> Task statement
Quote the whole listing exactly. Leave the pictures out of your copy.

## Start Dataset content

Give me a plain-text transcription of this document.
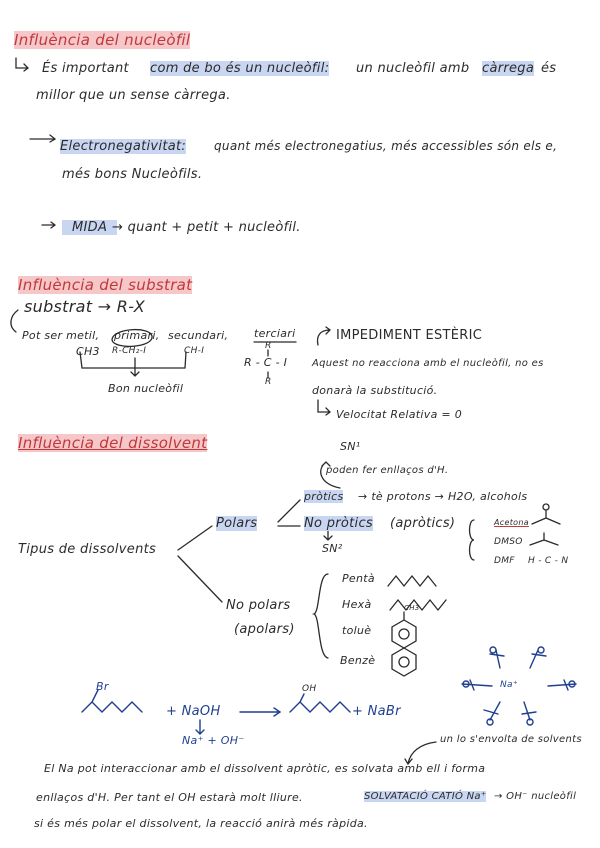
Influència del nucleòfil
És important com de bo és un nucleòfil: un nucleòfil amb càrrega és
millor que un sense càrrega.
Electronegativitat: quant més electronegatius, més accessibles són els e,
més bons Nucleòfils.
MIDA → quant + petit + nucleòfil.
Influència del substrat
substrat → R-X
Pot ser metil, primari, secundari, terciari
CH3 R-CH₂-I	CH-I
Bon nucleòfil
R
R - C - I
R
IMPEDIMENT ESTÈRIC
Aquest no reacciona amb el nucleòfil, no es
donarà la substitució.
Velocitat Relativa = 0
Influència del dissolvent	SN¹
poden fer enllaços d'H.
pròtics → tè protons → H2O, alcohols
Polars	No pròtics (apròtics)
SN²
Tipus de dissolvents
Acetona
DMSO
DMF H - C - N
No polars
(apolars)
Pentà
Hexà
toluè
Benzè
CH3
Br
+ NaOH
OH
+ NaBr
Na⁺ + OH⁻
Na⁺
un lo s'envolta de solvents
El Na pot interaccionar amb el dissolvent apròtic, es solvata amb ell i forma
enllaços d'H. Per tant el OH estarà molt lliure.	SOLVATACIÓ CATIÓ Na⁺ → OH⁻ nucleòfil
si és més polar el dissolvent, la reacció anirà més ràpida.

## End Dataset content

> Exercise response
Give me a plain-text transcription of this document.
Influència del nucleòfil
És important com de bo és un nucleòfil: un nucleòfil amb càrrega és
millor que un sense càrrega.
Electronegativitat: quant més electronegatius, més accessibles són els e,
més bons Nucleòfils.
MIDA → quant + petit + nucleòfil.
Influència del substrat
substrat → R-X
Pot ser metil, primari, secundari, terciari
CH3 R-CH₂-I	CH-I
Bon nucleòfil
R
R - C - I
R
IMPEDIMENT ESTÈRIC
Aquest no reacciona amb el nucleòfil, no es
donarà la substitució.
Velocitat Relativa = 0
Influència del dissolvent	SN¹
poden fer enllaços d'H.
pròtics → tè protons → H2O, alcohols
Polars	No pròtics (apròtics)
SN²
Tipus de dissolvents
Acetona
DMSO
DMF H - C - N
No polars
(apolars)
Pentà
Hexà
toluè
Benzè
CH3
Br
+ NaOH
OH
+ NaBr
Na⁺ + OH⁻
Na⁺
un lo s'envolta de solvents
El Na pot interaccionar amb el dissolvent apròtic, es solvata amb ell i forma
enllaços d'H. Per tant el OH estarà molt lliure.	SOLVATACIÓ CATIÓ Na⁺ → OH⁻ nucleòfil
si és més polar el dissolvent, la reacció anirà més ràpida.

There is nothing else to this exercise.